◆ Task requirements: Exactly reproduce all the records, keeping pictures out of the copy.

◆ Records from a data source:
▶

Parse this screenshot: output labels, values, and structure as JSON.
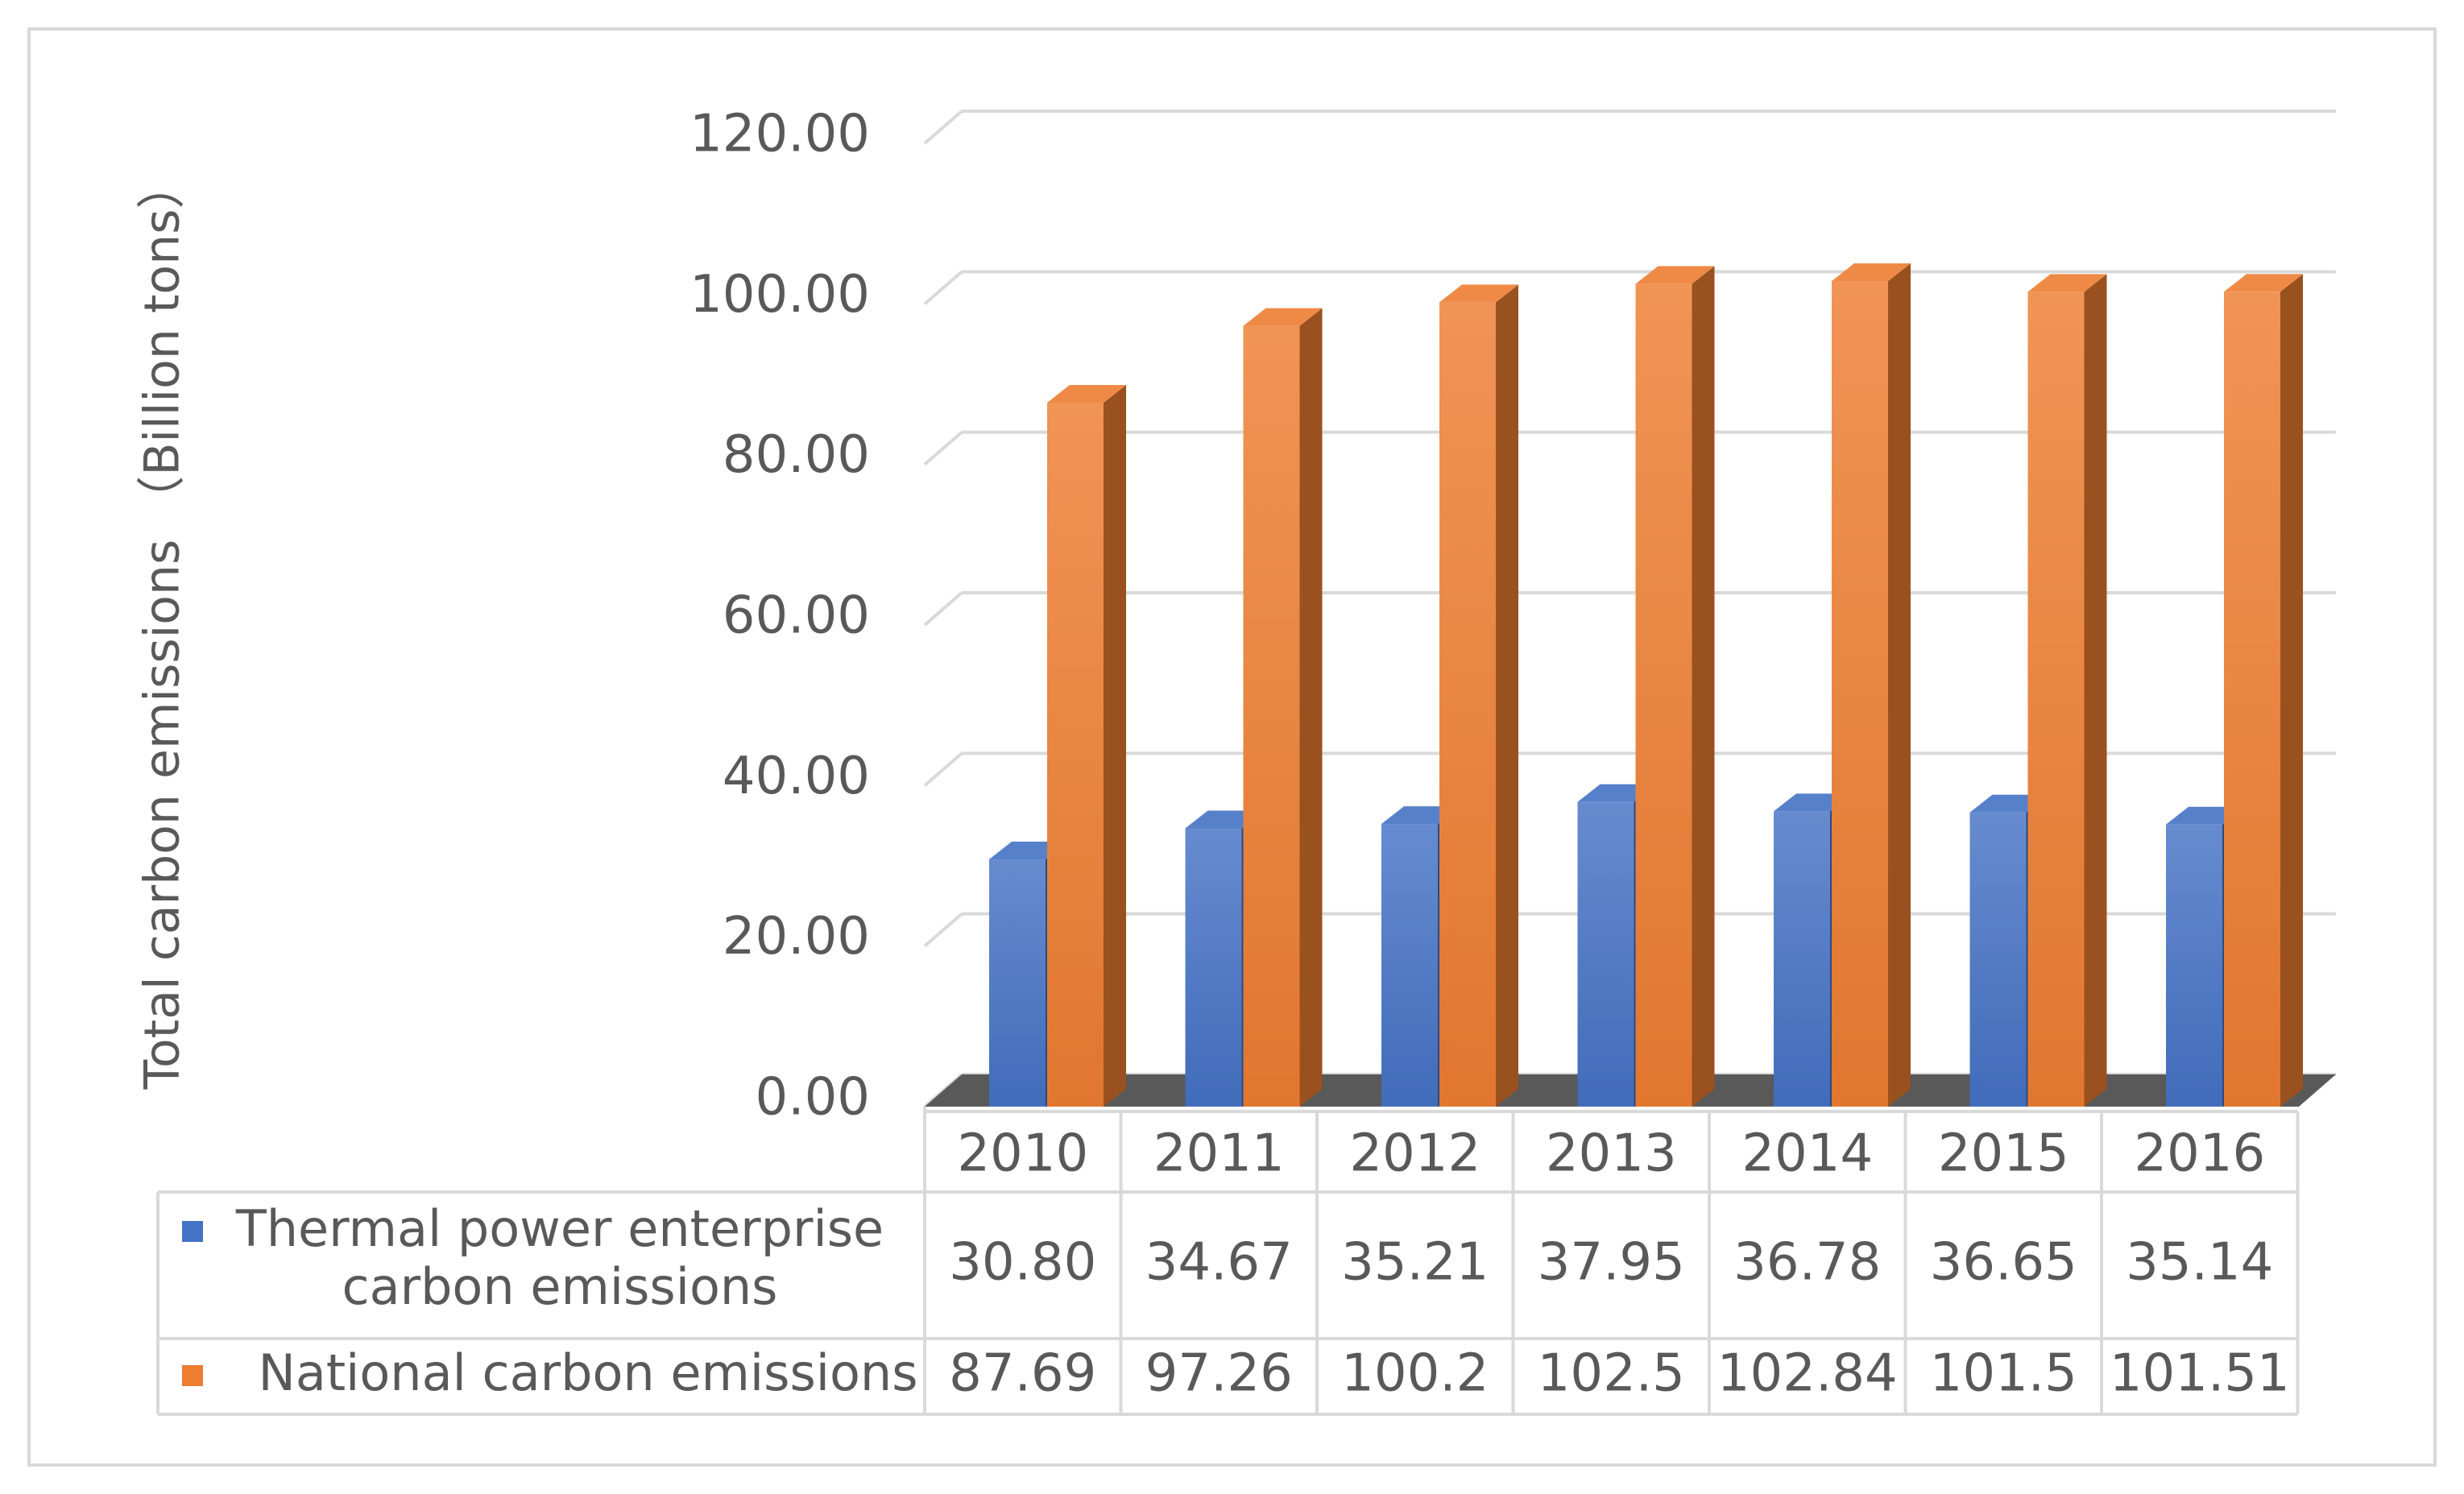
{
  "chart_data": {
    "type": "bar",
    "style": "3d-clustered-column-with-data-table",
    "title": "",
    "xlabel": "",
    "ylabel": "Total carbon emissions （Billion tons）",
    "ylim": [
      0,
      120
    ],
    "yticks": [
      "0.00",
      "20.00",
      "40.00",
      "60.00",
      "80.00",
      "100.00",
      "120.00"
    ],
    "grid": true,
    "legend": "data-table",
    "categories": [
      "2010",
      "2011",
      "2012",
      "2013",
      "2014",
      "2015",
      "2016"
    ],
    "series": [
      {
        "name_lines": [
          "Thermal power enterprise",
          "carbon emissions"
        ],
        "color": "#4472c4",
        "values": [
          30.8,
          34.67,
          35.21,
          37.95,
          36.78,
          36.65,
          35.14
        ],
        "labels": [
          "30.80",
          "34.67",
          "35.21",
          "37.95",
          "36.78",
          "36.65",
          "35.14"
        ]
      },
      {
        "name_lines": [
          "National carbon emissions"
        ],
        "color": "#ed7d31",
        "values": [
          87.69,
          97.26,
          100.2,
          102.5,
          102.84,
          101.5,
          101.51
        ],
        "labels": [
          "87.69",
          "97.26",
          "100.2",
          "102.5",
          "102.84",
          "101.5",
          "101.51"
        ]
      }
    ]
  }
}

◀

◆ Solution to this task:
Parse this screenshot: output labels, values, and structure as JSON.
{
  "chart_data": {
    "type": "bar",
    "style": "3d-clustered-column-with-data-table",
    "title": "",
    "xlabel": "",
    "ylabel": "Total carbon emissions （Billion tons）",
    "ylim": [
      0,
      120
    ],
    "yticks": [
      "0.00",
      "20.00",
      "40.00",
      "60.00",
      "80.00",
      "100.00",
      "120.00"
    ],
    "grid": true,
    "legend": "data-table",
    "categories": [
      "2010",
      "2011",
      "2012",
      "2013",
      "2014",
      "2015",
      "2016"
    ],
    "series": [
      {
        "name_lines": [
          "Thermal power enterprise",
          "carbon emissions"
        ],
        "color": "#4472c4",
        "values": [
          30.8,
          34.67,
          35.21,
          37.95,
          36.78,
          36.65,
          35.14
        ],
        "labels": [
          "30.80",
          "34.67",
          "35.21",
          "37.95",
          "36.78",
          "36.65",
          "35.14"
        ]
      },
      {
        "name_lines": [
          "National carbon emissions"
        ],
        "color": "#ed7d31",
        "values": [
          87.69,
          97.26,
          100.2,
          102.5,
          102.84,
          101.5,
          101.51
        ],
        "labels": [
          "87.69",
          "97.26",
          "100.2",
          "102.5",
          "102.84",
          "101.5",
          "101.51"
        ]
      }
    ]
  }
}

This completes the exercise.